## What to produce
Filter the entries, keeping every line with the word "JSON".

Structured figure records
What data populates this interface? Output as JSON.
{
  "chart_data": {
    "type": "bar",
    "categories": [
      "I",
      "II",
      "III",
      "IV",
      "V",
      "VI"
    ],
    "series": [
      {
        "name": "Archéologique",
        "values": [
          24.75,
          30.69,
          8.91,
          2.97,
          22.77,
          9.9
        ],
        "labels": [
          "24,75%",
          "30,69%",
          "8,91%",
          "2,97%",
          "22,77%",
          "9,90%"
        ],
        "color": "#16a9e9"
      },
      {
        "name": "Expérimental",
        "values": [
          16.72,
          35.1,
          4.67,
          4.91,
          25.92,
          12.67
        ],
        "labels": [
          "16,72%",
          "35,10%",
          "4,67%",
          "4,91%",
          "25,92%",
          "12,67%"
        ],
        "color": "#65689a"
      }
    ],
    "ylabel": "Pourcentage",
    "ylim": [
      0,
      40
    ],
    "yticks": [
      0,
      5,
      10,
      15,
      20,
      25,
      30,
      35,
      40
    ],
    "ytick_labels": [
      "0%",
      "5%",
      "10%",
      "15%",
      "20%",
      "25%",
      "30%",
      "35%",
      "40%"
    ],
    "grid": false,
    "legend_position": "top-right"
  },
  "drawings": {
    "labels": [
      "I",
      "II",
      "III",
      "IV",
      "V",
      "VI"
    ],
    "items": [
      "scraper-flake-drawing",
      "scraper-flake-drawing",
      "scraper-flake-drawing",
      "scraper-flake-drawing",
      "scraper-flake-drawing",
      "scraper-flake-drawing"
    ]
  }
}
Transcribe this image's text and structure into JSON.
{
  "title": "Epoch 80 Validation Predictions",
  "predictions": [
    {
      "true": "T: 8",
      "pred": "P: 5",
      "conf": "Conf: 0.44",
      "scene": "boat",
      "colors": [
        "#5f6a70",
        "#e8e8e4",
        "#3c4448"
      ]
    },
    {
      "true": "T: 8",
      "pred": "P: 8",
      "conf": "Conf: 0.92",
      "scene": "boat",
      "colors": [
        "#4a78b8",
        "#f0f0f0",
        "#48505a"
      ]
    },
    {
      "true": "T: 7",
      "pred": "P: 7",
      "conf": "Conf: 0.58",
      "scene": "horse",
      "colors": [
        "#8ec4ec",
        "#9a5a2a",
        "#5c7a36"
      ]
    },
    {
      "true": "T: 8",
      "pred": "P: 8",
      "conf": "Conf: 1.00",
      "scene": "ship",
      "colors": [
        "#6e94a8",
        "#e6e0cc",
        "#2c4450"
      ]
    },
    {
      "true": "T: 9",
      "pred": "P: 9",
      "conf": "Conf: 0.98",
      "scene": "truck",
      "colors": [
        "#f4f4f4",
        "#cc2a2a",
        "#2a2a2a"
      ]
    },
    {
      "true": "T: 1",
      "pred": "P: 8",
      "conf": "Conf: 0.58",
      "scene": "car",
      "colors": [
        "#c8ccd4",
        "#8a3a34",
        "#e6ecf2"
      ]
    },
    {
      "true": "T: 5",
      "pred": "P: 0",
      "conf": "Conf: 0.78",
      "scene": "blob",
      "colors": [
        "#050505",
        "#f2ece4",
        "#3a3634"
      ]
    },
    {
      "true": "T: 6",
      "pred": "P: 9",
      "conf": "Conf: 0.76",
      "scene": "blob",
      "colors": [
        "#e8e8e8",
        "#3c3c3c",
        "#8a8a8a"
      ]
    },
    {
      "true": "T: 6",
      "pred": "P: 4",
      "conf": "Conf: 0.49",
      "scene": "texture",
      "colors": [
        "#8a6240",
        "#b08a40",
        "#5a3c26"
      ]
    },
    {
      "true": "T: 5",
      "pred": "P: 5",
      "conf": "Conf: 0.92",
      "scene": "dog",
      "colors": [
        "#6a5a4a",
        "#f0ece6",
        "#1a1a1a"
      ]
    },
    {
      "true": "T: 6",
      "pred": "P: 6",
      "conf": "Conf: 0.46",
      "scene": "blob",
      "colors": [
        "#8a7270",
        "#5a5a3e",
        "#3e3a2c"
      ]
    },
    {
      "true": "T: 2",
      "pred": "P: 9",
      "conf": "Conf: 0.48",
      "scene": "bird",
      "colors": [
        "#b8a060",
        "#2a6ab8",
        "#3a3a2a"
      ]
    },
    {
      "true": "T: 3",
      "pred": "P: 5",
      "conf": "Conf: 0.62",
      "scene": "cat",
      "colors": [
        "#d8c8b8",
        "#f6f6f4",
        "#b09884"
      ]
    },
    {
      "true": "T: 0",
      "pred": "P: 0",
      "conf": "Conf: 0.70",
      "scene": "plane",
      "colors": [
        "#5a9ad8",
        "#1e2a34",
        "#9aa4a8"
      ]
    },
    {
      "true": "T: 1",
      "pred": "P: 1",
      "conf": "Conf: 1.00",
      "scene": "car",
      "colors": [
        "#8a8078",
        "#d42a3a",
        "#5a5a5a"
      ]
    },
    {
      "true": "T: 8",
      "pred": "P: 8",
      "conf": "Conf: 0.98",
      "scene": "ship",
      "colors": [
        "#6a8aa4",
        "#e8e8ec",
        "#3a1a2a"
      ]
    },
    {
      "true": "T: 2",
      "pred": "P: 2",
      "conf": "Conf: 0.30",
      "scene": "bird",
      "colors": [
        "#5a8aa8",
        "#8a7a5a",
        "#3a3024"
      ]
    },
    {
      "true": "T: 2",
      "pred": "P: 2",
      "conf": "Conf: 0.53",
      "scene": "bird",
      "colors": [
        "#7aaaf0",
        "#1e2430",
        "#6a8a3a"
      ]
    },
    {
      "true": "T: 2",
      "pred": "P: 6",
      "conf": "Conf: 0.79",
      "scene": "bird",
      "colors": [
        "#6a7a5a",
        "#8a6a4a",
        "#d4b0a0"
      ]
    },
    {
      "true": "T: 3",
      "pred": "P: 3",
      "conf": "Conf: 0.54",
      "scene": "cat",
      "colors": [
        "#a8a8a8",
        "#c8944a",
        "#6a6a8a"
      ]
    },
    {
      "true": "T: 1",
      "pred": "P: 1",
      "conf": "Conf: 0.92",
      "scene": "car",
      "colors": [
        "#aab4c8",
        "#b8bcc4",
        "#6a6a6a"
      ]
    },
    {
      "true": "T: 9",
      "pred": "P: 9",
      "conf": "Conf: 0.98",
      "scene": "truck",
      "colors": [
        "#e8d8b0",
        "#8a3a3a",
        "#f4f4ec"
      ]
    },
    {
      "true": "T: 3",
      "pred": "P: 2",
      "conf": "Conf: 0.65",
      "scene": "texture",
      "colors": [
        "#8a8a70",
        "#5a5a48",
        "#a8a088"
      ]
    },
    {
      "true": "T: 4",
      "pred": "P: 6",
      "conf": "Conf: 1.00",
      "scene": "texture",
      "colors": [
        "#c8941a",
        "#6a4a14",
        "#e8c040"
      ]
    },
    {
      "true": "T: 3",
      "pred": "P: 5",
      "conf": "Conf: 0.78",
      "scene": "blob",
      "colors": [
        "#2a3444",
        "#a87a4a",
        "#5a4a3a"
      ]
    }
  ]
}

## Answer in full
What data populates this interface? Output as JSON.
Transcribe this image's text and structure into JSON.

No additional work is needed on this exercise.